+++ TASK INPUT

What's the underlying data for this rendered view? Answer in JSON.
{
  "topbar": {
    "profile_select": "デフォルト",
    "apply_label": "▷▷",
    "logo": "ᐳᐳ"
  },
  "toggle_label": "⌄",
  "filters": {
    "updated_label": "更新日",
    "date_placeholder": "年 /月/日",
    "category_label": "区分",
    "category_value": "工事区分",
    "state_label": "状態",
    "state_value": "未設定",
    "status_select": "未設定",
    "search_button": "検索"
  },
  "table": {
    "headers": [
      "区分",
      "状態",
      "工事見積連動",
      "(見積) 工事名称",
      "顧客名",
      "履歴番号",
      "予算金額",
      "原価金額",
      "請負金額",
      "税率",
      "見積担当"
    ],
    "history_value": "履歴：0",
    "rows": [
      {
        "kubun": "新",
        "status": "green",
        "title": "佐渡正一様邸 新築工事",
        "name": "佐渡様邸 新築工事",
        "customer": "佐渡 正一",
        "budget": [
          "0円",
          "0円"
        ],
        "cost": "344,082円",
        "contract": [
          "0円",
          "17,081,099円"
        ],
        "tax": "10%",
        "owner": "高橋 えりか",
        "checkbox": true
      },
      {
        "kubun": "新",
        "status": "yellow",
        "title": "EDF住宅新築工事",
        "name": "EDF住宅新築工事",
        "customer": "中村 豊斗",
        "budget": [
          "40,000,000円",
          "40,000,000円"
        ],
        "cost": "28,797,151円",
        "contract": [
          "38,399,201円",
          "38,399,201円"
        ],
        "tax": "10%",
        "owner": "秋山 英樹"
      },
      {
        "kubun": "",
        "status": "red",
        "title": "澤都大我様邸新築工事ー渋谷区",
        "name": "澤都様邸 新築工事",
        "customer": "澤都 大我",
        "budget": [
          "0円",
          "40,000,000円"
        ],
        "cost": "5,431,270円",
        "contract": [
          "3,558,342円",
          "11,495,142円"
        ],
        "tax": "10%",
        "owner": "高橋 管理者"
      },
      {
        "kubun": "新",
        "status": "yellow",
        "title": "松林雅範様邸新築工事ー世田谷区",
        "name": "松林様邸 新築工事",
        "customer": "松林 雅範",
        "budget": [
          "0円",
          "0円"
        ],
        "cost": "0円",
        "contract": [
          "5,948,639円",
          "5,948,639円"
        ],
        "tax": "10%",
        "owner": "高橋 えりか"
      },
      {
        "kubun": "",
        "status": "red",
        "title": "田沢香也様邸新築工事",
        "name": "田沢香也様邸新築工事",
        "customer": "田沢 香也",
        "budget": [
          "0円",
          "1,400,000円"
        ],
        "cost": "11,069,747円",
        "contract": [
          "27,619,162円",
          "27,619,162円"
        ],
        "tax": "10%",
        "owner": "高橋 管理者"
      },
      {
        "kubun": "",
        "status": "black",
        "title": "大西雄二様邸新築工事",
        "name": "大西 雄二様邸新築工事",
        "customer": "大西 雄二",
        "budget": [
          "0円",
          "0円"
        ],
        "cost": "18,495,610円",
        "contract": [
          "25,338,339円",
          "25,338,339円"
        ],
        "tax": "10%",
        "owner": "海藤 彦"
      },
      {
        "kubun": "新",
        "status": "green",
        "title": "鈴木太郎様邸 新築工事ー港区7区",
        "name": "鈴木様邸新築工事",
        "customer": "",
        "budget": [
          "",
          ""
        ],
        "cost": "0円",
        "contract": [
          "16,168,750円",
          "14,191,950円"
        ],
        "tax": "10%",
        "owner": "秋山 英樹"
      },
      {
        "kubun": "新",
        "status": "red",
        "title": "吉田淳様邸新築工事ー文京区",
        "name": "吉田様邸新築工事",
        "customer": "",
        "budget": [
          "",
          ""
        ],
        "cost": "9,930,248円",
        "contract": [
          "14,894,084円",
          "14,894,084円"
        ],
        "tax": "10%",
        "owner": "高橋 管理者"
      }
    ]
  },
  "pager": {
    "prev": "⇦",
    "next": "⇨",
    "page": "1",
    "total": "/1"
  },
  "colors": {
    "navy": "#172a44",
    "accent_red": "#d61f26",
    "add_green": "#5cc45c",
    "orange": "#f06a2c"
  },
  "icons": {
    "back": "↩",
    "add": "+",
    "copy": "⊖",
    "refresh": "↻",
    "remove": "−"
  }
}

++++++

Reproduce the data in its entirety, matching each character.

What's the underlying data for this rendered view? Answer in JSON.
{
  "topbar": {
    "profile_select": "デフォルト",
    "apply_label": "▷▷",
    "logo": "ᐳᐳ"
  },
  "toggle_label": "⌄",
  "filters": {
    "updated_label": "更新日",
    "date_placeholder": "年 /月/日",
    "category_label": "区分",
    "category_value": "工事区分",
    "state_label": "状態",
    "state_value": "未設定",
    "status_select": "未設定",
    "search_button": "検索"
  },
  "table": {
    "headers": [
      "区分",
      "状態",
      "工事見積連動",
      "(見積) 工事名称",
      "顧客名",
      "履歴番号",
      "予算金額",
      "原価金額",
      "請負金額",
      "税率",
      "見積担当"
    ],
    "history_value": "履歴：0",
    "rows": [
      {
        "kubun": "新",
        "status": "green",
        "title": "佐渡正一様邸 新築工事",
        "name": "佐渡様邸 新築工事",
        "customer": "佐渡 正一",
        "budget": [
          "0円",
          "0円"
        ],
        "cost": "344,082円",
        "contract": [
          "0円",
          "17,081,099円"
        ],
        "tax": "10%",
        "owner": "高橋 えりか",
        "checkbox": true
      },
      {
        "kubun": "新",
        "status": "yellow",
        "title": "EDF住宅新築工事",
        "name": "EDF住宅新築工事",
        "customer": "中村 豊斗",
        "budget": [
          "40,000,000円",
          "40,000,000円"
        ],
        "cost": "28,797,151円",
        "contract": [
          "38,399,201円",
          "38,399,201円"
        ],
        "tax": "10%",
        "owner": "秋山 英樹"
      },
      {
        "kubun": "",
        "status": "red",
        "title": "澤都大我様邸新築工事ー渋谷区",
        "name": "澤都様邸 新築工事",
        "customer": "澤都 大我",
        "budget": [
          "0円",
          "40,000,000円"
        ],
        "cost": "5,431,270円",
        "contract": [
          "3,558,342円",
          "11,495,142円"
        ],
        "tax": "10%",
        "owner": "高橋 管理者"
      },
      {
        "kubun": "新",
        "status": "yellow",
        "title": "松林雅範様邸新築工事ー世田谷区",
        "name": "松林様邸 新築工事",
        "customer": "松林 雅範",
        "budget": [
          "0円",
          "0円"
        ],
        "cost": "0円",
        "contract": [
          "5,948,639円",
          "5,948,639円"
        ],
        "tax": "10%",
        "owner": "高橋 えりか"
      },
      {
        "kubun": "",
        "status": "red",
        "title": "田沢香也様邸新築工事",
        "name": "田沢香也様邸新築工事",
        "customer": "田沢 香也",
        "budget": [
          "0円",
          "1,400,000円"
        ],
        "cost": "11,069,747円",
        "contract": [
          "27,619,162円",
          "27,619,162円"
        ],
        "tax": "10%",
        "owner": "高橋 管理者"
      },
      {
        "kubun": "",
        "status": "black",
        "title": "大西雄二様邸新築工事",
        "name": "大西 雄二様邸新築工事",
        "customer": "大西 雄二",
        "budget": [
          "0円",
          "0円"
        ],
        "cost": "18,495,610円",
        "contract": [
          "25,338,339円",
          "25,338,339円"
        ],
        "tax": "10%",
        "owner": "海藤 彦"
      },
      {
        "kubun": "新",
        "status": "green",
        "title": "鈴木太郎様邸 新築工事ー港区7区",
        "name": "鈴木様邸新築工事",
        "customer": "",
        "budget": [
          "",
          ""
        ],
        "cost": "0円",
        "contract": [
          "16,168,750円",
          "14,191,950円"
        ],
        "tax": "10%",
        "owner": "秋山 英樹"
      },
      {
        "kubun": "新",
        "status": "red",
        "title": "吉田淳様邸新築工事ー文京区",
        "name": "吉田様邸新築工事",
        "customer": "",
        "budget": [
          "",
          ""
        ],
        "cost": "9,930,248円",
        "contract": [
          "14,894,084円",
          "14,894,084円"
        ],
        "tax": "10%",
        "owner": "高橋 管理者"
      }
    ]
  },
  "pager": {
    "prev": "⇦",
    "next": "⇨",
    "page": "1",
    "total": "/1"
  },
  "colors": {
    "navy": "#172a44",
    "accent_red": "#d61f26",
    "add_green": "#5cc45c",
    "orange": "#f06a2c"
  },
  "icons": {
    "back": "↩",
    "add": "+",
    "copy": "⊖",
    "refresh": "↻",
    "remove": "−"
  }
}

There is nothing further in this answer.